*Selected excerpt*
If you have more than one person ordering materials, you need POs. Without them, there's no systematic way to verify that what was ordered matches what was delivered and what was billed. For a one-person shop where the owner orders everything and verifies every delivery personally, the informal process might work. For any sub with a foreman placing orders in the field and an office processing invoices, those two people are often not talking — the PO is the communication mechanism. The size threshold is lower than most subs think.
What is a 3-way match in accounts payable?
A three-way match verifies three documents against each other before approving a supplier invoice for payment: the purchase order (what was ordered at what price), the delivery receipt (what was actually received at the job site), and the supplier's invoice (what the supplier is billing). All three should match on quantity, item description, and price. If the invoice quantity exceeds the delivery receipt, you're being billed for materials that didn't arrive. If the invoice price exceeds the PO price, the supplier charged more than agreed. The three-way match catches both before money leaves your account.

*Problem to work on*
Continue the passage on purchase orders and three-way matching in accounts payable, starting after its final sentence.

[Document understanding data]
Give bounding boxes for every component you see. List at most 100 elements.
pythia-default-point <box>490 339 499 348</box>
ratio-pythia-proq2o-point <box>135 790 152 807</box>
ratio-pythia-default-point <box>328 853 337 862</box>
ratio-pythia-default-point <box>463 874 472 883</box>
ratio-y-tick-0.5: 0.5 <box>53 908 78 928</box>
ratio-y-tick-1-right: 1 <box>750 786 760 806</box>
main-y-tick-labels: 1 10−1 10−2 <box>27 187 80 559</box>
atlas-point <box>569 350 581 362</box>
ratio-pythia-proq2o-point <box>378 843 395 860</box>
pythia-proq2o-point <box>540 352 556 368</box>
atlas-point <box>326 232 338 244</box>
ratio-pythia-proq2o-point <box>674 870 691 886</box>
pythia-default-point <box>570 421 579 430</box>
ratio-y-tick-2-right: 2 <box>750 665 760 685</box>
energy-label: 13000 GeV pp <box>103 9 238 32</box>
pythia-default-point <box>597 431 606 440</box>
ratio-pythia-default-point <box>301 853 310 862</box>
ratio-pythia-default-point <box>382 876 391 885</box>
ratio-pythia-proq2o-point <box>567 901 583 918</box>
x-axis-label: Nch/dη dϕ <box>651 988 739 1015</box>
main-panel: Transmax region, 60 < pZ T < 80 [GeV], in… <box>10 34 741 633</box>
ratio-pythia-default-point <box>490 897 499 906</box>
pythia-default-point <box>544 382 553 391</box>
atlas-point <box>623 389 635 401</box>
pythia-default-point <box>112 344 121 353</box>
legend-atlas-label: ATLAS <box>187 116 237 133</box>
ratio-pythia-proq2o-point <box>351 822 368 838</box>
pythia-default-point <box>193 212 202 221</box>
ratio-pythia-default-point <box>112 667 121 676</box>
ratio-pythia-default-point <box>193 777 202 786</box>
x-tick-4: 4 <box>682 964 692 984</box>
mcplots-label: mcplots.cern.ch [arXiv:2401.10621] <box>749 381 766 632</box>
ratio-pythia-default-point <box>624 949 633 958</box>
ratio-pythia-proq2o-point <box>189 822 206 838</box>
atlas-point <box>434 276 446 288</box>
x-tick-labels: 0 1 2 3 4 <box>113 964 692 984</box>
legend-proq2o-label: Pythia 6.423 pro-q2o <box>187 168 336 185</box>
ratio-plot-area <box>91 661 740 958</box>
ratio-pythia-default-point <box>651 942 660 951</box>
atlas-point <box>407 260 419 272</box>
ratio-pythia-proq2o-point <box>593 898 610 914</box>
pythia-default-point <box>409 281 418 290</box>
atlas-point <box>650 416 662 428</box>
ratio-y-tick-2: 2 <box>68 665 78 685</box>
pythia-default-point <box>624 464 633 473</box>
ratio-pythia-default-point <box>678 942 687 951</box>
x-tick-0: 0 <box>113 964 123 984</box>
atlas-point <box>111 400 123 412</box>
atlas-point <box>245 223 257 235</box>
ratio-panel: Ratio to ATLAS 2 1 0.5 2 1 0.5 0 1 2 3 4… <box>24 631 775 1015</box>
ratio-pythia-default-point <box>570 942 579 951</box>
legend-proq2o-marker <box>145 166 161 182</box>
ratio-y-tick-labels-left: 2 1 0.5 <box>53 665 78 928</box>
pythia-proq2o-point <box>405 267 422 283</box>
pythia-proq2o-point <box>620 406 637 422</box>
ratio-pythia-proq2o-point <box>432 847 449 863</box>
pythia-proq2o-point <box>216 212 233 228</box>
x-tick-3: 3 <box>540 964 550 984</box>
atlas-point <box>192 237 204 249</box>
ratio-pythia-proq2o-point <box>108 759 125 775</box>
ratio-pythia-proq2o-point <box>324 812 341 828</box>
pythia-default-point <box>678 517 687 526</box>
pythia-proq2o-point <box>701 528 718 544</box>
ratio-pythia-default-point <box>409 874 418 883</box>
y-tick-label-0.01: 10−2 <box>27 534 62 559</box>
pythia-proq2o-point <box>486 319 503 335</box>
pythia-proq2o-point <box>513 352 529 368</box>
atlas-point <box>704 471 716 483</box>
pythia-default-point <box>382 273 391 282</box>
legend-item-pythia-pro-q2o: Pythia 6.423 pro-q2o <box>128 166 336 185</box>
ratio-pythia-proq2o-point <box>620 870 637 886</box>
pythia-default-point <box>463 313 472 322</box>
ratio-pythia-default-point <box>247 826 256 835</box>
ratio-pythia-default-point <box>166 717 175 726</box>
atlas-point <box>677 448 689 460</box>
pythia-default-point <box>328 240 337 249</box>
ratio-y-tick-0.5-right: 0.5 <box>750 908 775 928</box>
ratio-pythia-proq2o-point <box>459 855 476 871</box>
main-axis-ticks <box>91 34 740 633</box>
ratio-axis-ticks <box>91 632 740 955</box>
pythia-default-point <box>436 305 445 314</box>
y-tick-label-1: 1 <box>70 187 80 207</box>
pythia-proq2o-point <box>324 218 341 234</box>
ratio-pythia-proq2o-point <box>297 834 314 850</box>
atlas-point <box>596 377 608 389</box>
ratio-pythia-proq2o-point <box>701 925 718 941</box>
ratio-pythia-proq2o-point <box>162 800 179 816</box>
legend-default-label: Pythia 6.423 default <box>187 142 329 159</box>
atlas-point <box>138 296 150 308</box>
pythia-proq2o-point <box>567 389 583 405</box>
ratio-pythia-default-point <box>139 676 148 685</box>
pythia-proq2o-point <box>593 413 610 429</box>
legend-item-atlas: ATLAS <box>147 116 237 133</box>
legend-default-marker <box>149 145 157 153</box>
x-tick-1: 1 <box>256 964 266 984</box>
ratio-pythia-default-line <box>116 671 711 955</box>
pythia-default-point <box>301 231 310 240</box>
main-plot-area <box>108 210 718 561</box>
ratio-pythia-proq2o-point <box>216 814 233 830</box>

*Task answer*
Can QuickBooks handle purchase orders for job costing?
QuickBooks has a purchase order feature, but it has significant limitations for construction job costing. QuickBooks POs don't track committed costs against job budgets in real time — you can't run a report showing 'materials committed but not yet invoiced' by job and cost code the way dedicated job costing software handles it. QuickBooks also doesn't natively support three-way matching in a way that ties to job cost reports. Most subs who try to use QuickBooks POs for job costing end up with a partial picture — some orders tracked, many not, and a job cost report that understates committed costs. Purpose-built job costing software handles this correctly by design.